[Dataset records]
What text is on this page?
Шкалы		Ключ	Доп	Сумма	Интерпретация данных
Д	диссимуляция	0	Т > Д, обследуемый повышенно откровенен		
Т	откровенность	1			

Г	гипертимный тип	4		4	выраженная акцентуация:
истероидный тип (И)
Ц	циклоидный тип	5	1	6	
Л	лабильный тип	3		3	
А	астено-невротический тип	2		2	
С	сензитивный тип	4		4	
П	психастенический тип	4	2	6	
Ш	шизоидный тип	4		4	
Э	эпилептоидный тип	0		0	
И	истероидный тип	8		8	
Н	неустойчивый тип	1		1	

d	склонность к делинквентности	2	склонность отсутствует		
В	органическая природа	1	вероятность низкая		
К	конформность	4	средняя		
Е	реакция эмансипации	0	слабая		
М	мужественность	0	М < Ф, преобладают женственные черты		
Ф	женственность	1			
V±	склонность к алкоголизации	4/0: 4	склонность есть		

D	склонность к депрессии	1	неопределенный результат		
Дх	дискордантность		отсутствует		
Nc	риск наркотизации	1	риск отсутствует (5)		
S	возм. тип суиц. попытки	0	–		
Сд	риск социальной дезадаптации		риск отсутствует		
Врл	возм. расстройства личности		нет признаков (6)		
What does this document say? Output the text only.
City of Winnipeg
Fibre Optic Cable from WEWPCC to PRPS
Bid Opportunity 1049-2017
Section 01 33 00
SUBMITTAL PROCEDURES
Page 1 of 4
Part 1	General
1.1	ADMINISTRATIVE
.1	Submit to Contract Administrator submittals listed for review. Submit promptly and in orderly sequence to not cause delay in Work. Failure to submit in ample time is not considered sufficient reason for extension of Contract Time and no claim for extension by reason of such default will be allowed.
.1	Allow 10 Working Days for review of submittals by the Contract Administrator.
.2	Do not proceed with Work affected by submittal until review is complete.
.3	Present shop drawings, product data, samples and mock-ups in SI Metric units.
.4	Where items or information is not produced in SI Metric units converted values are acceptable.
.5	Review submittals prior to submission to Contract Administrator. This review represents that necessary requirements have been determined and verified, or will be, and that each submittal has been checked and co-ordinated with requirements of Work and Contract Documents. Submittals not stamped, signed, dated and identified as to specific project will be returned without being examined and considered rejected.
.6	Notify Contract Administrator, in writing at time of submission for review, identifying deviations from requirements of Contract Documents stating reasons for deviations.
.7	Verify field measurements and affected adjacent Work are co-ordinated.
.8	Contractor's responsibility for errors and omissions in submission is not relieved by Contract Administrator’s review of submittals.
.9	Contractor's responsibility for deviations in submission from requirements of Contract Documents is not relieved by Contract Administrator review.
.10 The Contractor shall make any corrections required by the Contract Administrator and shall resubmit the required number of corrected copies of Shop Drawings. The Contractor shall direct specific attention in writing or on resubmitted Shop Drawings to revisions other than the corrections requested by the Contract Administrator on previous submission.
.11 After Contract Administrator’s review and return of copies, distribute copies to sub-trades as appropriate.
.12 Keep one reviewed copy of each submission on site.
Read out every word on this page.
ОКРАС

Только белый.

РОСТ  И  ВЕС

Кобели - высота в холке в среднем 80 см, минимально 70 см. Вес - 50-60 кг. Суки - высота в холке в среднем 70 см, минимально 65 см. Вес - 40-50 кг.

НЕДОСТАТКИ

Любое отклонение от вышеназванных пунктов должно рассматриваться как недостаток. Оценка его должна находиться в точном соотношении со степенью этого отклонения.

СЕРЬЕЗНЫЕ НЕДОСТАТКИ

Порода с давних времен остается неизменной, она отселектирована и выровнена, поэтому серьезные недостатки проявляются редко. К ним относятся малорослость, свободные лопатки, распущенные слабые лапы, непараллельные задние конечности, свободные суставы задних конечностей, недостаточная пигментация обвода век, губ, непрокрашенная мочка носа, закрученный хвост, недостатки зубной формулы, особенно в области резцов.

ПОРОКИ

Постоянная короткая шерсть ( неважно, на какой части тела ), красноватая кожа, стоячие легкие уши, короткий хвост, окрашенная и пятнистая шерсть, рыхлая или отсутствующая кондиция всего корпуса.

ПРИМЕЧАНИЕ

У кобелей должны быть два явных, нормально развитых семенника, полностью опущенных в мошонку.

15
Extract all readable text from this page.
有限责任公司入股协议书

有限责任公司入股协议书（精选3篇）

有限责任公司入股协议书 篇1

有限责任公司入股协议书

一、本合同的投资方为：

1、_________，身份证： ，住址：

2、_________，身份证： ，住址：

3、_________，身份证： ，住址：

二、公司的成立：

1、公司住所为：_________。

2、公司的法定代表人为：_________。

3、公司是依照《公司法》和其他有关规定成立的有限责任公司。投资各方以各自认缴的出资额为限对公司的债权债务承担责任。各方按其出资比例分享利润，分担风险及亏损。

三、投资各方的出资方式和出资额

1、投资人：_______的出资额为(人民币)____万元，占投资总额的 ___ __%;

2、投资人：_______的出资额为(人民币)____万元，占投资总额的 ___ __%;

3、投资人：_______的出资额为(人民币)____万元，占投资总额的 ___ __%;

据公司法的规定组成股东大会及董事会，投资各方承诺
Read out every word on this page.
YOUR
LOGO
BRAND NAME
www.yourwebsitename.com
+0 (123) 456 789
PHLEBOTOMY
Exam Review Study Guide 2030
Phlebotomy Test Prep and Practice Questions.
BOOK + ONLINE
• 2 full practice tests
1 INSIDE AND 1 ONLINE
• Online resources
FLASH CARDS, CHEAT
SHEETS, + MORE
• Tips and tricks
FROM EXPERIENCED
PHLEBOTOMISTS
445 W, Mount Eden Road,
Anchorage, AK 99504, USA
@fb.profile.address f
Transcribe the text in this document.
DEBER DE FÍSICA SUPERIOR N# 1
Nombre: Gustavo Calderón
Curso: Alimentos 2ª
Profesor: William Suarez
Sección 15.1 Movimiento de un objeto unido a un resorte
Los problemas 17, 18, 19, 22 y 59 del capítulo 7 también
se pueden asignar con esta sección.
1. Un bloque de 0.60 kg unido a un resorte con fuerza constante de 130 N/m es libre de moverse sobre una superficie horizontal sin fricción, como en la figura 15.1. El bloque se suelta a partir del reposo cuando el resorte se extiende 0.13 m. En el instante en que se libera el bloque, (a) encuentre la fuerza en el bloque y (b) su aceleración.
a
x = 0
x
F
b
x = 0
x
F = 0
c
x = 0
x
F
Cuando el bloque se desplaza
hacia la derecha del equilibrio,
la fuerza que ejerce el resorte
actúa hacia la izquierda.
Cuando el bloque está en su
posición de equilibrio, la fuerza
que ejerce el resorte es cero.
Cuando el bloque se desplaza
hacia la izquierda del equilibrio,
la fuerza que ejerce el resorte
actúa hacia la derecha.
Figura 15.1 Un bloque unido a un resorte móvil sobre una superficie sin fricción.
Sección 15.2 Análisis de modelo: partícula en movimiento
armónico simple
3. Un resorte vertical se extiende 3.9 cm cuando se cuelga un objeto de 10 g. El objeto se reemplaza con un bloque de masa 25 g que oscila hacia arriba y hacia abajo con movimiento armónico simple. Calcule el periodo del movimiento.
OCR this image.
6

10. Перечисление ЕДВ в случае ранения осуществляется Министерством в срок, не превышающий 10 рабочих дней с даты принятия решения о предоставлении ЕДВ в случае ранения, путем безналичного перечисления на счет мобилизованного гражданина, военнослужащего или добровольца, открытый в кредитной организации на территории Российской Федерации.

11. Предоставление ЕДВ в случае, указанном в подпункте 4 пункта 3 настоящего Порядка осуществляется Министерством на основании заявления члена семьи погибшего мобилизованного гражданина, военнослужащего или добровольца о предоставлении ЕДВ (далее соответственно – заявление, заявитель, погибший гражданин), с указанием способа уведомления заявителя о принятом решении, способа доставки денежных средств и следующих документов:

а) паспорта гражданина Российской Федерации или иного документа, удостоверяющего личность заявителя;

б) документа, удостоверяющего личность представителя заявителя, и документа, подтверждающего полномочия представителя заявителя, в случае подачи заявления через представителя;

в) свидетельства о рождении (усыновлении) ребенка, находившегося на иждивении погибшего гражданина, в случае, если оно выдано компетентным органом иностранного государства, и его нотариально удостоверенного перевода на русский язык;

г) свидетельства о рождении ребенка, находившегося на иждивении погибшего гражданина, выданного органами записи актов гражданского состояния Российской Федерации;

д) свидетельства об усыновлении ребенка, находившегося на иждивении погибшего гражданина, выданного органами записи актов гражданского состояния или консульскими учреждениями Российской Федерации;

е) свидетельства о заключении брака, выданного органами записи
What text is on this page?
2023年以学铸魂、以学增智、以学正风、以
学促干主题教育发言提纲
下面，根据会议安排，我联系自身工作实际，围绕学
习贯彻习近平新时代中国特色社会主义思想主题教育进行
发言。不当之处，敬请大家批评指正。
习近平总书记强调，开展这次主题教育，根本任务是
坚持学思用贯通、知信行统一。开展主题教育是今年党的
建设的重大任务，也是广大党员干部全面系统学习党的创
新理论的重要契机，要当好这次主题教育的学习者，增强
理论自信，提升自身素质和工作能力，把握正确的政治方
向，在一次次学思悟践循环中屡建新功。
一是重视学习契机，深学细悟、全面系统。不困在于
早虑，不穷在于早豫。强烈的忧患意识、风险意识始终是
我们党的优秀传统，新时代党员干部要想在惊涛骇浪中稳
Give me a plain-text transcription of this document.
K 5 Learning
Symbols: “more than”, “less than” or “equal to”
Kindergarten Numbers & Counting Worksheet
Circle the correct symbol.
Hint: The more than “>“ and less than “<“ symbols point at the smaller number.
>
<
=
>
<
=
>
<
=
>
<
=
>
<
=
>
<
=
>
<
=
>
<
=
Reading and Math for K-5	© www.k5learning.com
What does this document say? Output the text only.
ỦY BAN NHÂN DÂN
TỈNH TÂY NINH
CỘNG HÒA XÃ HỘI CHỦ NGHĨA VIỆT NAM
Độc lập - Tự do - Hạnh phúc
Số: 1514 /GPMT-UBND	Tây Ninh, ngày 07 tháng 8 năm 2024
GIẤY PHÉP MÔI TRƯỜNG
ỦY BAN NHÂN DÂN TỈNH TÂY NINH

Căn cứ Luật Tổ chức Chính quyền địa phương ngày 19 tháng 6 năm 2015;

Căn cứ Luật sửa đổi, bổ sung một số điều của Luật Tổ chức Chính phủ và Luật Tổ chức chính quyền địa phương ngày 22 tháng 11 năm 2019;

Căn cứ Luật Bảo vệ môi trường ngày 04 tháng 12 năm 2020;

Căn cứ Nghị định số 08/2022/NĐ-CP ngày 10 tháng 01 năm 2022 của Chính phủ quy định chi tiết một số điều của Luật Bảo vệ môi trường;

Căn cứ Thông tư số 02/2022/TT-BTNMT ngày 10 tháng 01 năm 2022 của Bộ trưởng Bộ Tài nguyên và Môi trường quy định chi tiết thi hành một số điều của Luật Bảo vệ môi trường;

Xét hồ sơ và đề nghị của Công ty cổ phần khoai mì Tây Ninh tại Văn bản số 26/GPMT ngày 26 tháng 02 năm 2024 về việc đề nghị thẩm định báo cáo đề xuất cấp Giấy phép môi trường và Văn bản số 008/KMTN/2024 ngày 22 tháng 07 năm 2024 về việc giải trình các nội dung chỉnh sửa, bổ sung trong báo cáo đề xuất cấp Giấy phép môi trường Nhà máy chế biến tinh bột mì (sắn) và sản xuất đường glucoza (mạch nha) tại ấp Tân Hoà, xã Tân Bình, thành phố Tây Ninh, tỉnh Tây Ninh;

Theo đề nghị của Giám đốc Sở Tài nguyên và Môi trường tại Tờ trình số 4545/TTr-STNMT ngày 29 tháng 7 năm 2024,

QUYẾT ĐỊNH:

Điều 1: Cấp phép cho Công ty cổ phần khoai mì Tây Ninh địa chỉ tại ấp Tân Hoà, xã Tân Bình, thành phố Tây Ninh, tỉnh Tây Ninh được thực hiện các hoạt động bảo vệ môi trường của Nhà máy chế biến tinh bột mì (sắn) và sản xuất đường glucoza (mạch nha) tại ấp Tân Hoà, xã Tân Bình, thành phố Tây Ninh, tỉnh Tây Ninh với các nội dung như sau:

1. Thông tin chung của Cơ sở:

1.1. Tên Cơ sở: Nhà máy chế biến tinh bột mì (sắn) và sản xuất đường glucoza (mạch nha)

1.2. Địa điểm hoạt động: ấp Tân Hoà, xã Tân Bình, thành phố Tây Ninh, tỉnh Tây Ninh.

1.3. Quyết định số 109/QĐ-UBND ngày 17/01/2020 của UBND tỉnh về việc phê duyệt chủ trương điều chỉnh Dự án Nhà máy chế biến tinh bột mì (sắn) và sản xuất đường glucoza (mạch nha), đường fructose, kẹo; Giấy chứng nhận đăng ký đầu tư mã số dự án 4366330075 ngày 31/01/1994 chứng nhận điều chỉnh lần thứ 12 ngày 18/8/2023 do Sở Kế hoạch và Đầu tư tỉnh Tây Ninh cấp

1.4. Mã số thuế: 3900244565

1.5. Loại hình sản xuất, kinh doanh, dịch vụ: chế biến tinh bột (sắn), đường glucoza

GOAL: State how many lines in the records above contain the word "relieved", giving only the number.

RESULT FOR THIS TASK: 2